**EXERCISE GOAL**
Rewrite the lines below as a numbered list, skipping blank lines and omitting the pictures.

━━ DATA ━━

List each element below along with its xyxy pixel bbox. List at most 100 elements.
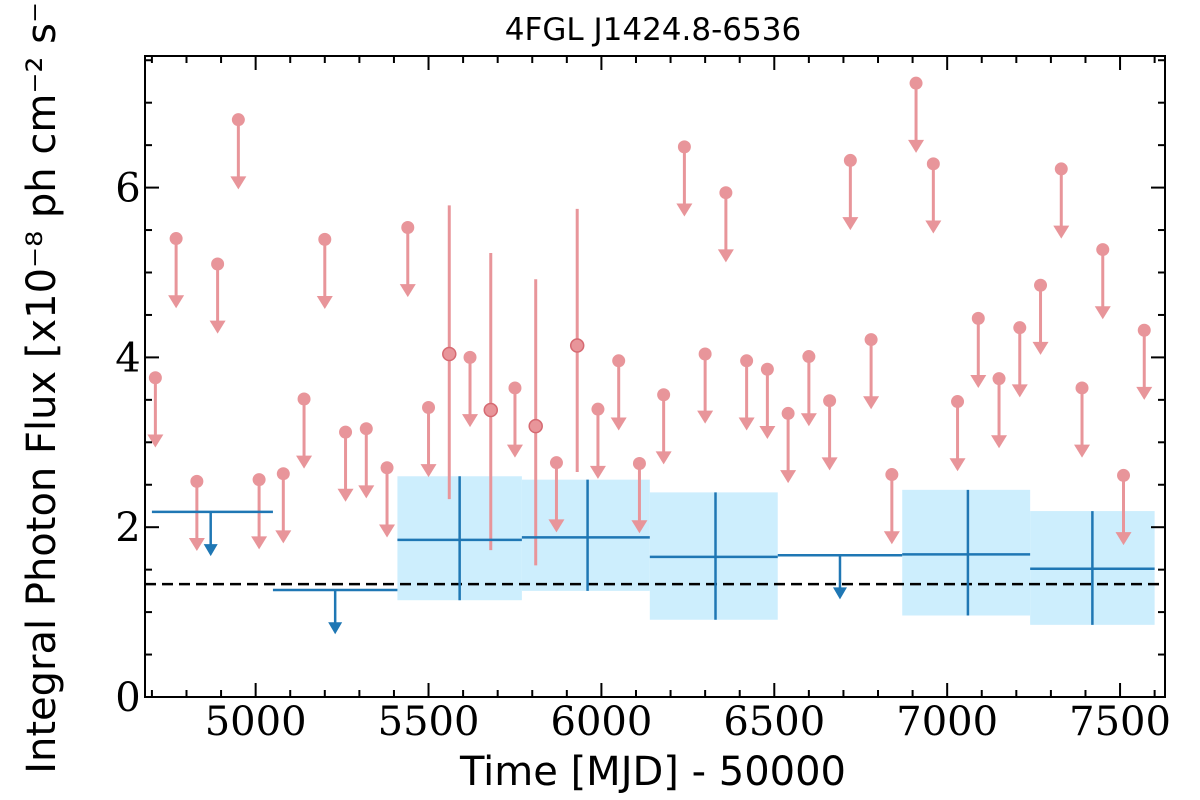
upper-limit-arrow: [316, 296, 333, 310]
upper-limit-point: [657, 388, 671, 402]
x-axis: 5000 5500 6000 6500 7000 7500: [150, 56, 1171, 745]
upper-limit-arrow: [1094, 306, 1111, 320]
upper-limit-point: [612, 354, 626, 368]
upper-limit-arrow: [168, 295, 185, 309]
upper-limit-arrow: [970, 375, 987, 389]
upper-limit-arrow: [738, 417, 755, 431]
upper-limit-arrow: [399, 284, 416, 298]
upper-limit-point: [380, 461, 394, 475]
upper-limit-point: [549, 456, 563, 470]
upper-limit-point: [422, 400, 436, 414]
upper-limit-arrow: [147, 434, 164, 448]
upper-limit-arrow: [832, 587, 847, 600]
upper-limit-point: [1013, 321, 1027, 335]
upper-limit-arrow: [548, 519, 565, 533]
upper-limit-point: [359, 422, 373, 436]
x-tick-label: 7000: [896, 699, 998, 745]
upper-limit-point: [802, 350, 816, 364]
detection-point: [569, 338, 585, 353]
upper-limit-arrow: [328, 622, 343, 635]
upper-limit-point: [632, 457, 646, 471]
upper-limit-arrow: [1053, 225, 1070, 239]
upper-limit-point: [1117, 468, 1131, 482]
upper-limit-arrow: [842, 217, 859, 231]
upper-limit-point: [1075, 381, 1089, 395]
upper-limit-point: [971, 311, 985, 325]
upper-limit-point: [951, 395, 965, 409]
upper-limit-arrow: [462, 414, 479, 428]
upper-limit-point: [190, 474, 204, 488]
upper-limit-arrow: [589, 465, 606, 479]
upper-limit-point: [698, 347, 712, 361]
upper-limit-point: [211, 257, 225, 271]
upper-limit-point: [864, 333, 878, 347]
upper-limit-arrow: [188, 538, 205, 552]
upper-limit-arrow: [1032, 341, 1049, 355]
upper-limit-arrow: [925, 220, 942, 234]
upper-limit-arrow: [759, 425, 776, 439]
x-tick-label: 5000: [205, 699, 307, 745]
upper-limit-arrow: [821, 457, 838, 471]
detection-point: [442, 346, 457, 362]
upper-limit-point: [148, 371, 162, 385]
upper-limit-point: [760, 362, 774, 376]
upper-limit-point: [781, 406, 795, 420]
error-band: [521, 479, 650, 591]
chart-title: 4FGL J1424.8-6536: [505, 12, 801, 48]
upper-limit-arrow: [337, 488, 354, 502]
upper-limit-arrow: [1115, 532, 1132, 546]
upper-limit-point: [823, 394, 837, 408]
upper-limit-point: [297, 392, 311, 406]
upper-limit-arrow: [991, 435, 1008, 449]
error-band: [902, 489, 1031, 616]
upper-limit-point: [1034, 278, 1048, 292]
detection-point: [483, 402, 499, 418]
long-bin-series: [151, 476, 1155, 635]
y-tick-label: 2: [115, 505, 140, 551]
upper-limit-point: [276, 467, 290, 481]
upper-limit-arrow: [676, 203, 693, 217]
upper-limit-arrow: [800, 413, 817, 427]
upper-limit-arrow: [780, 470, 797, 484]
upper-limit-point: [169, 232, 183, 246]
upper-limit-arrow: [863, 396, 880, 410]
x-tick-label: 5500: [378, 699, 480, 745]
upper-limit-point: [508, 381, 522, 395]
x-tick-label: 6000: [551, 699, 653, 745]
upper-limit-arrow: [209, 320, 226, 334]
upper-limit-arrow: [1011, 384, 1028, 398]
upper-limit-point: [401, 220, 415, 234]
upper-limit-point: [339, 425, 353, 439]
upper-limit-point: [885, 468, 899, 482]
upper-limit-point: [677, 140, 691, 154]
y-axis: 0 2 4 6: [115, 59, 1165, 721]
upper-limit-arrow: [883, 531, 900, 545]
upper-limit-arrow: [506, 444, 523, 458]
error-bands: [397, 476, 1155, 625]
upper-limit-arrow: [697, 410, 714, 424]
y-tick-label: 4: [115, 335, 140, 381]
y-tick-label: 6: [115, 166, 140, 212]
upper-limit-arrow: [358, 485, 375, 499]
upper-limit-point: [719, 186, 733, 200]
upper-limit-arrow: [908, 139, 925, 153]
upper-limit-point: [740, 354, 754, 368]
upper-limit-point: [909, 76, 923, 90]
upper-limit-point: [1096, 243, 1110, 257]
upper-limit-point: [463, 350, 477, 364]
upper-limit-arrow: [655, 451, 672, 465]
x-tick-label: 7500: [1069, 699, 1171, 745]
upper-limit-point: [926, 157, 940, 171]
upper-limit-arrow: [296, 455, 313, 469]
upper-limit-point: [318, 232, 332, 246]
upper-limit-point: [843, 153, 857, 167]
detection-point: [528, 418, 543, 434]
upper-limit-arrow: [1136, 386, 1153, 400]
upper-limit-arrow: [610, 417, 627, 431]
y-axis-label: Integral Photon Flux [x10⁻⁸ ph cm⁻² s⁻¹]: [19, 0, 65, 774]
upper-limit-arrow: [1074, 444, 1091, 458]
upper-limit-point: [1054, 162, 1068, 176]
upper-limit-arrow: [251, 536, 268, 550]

━━━

**WRITTEN ANSWER**
1. List each element below along with its xyxy pixel bbox. List at most 100 elements.
2. upper-limit-arrow: [316, 296, 333, 310]
3. upper-limit-point: [657, 388, 671, 402]
4. x-axis: 5000 5500 6000 6500 7000 7500: [150, 56, 1171, 745]
5. upper-limit-arrow: [1094, 306, 1111, 320]
6. upper-limit-point: [612, 354, 626, 368]
7. upper-limit-arrow: [168, 295, 185, 309]
8. upper-limit-arrow: [970, 375, 987, 389]
9. upper-limit-arrow: [738, 417, 755, 431]
10. upper-limit-arrow: [399, 284, 416, 298]
11. upper-limit-point: [380, 461, 394, 475]
12. upper-limit-point: [549, 456, 563, 470]
13. upper-limit-point: [422, 400, 436, 414]
14. upper-limit-arrow: [147, 434, 164, 448]
15. upper-limit-arrow: [832, 587, 847, 600]
16. upper-limit-point: [1013, 321, 1027, 335]
17. upper-limit-arrow: [548, 519, 565, 533]
18. upper-limit-point: [359, 422, 373, 436]
19. x-tick-label: 7000: [896, 699, 998, 745]
20. upper-limit-point: [802, 350, 816, 364]
21. detection-point: [569, 338, 585, 353]
22. upper-limit-arrow: [328, 622, 343, 635]
23. upper-limit-point: [632, 457, 646, 471]
24. upper-limit-arrow: [1053, 225, 1070, 239]
25. upper-limit-point: [1117, 468, 1131, 482]
26. upper-limit-arrow: [842, 217, 859, 231]
27. upper-limit-point: [1075, 381, 1089, 395]
28. upper-limit-point: [971, 311, 985, 325]
29. upper-limit-point: [951, 395, 965, 409]
30. upper-limit-arrow: [462, 414, 479, 428]
31. upper-limit-point: [190, 474, 204, 488]
32. upper-limit-arrow: [589, 465, 606, 479]
33. upper-limit-point: [698, 347, 712, 361]
34. upper-limit-point: [211, 257, 225, 271]
35. upper-limit-point: [864, 333, 878, 347]
36. upper-limit-arrow: [188, 538, 205, 552]
37. upper-limit-arrow: [1032, 341, 1049, 355]
38. upper-limit-arrow: [925, 220, 942, 234]
39. upper-limit-arrow: [759, 425, 776, 439]
40. x-tick-label: 5000: [205, 699, 307, 745]
41. upper-limit-arrow: [821, 457, 838, 471]
42. detection-point: [442, 346, 457, 362]
43. upper-limit-point: [148, 371, 162, 385]
44. upper-limit-point: [760, 362, 774, 376]
45. upper-limit-point: [781, 406, 795, 420]
46. error-band: [521, 479, 650, 591]
47. chart-title: 4FGL J1424.8-6536: [505, 12, 801, 48]
48. upper-limit-arrow: [337, 488, 354, 502]
49. upper-limit-arrow: [1115, 532, 1132, 546]
50. upper-limit-point: [823, 394, 837, 408]
51. upper-limit-point: [297, 392, 311, 406]
52. upper-limit-arrow: [991, 435, 1008, 449]
53. error-band: [902, 489, 1031, 616]
54. upper-limit-point: [1034, 278, 1048, 292]
55. detection-point: [483, 402, 499, 418]
56. long-bin-series: [151, 476, 1155, 635]
57. y-tick-label: 2: [115, 505, 140, 551]
58. upper-limit-point: [276, 467, 290, 481]
59. upper-limit-arrow: [676, 203, 693, 217]
60. upper-limit-arrow: [800, 413, 817, 427]
61. upper-limit-arrow: [780, 470, 797, 484]
62. upper-limit-point: [169, 232, 183, 246]
63. upper-limit-arrow: [863, 396, 880, 410]
64. x-tick-label: 5500: [378, 699, 480, 745]
65. upper-limit-point: [508, 381, 522, 395]
66. x-tick-label: 6000: [551, 699, 653, 745]
67. upper-limit-arrow: [209, 320, 226, 334]
68. upper-limit-arrow: [1011, 384, 1028, 398]
69. upper-limit-point: [401, 220, 415, 234]
70. upper-limit-point: [339, 425, 353, 439]
71. upper-limit-point: [885, 468, 899, 482]
72. upper-limit-point: [677, 140, 691, 154]
73. y-axis: 0 2 4 6: [115, 59, 1165, 721]
74. upper-limit-arrow: [883, 531, 900, 545]
75. upper-limit-arrow: [506, 444, 523, 458]
76. error-bands: [397, 476, 1155, 625]
77. upper-limit-arrow: [697, 410, 714, 424]
78. y-tick-label: 4: [115, 335, 140, 381]
79. y-tick-label: 6: [115, 166, 140, 212]
80. upper-limit-arrow: [358, 485, 375, 499]
81. upper-limit-point: [719, 186, 733, 200]
82. upper-limit-arrow: [908, 139, 925, 153]
83. upper-limit-point: [740, 354, 754, 368]
84. upper-limit-point: [909, 76, 923, 90]
85. upper-limit-point: [1096, 243, 1110, 257]
86. upper-limit-point: [463, 350, 477, 364]
87. upper-limit-arrow: [655, 451, 672, 465]
88. x-tick-label: 7500: [1069, 699, 1171, 745]
89. upper-limit-point: [926, 157, 940, 171]
90. upper-limit-arrow: [296, 455, 313, 469]
91. upper-limit-point: [318, 232, 332, 246]
92. upper-limit-point: [843, 153, 857, 167]
93. detection-point: [528, 418, 543, 434]
94. upper-limit-arrow: [1136, 386, 1153, 400]
95. upper-limit-arrow: [610, 417, 627, 431]
96. y-axis-label: Integral Photon Flux [x10⁻⁸ ph cm⁻² s⁻¹]: [19, 0, 65, 774]
97. upper-limit-arrow: [1074, 444, 1091, 458]
98. upper-limit-point: [1054, 162, 1068, 176]
99. upper-limit-arrow: [251, 536, 268, 550]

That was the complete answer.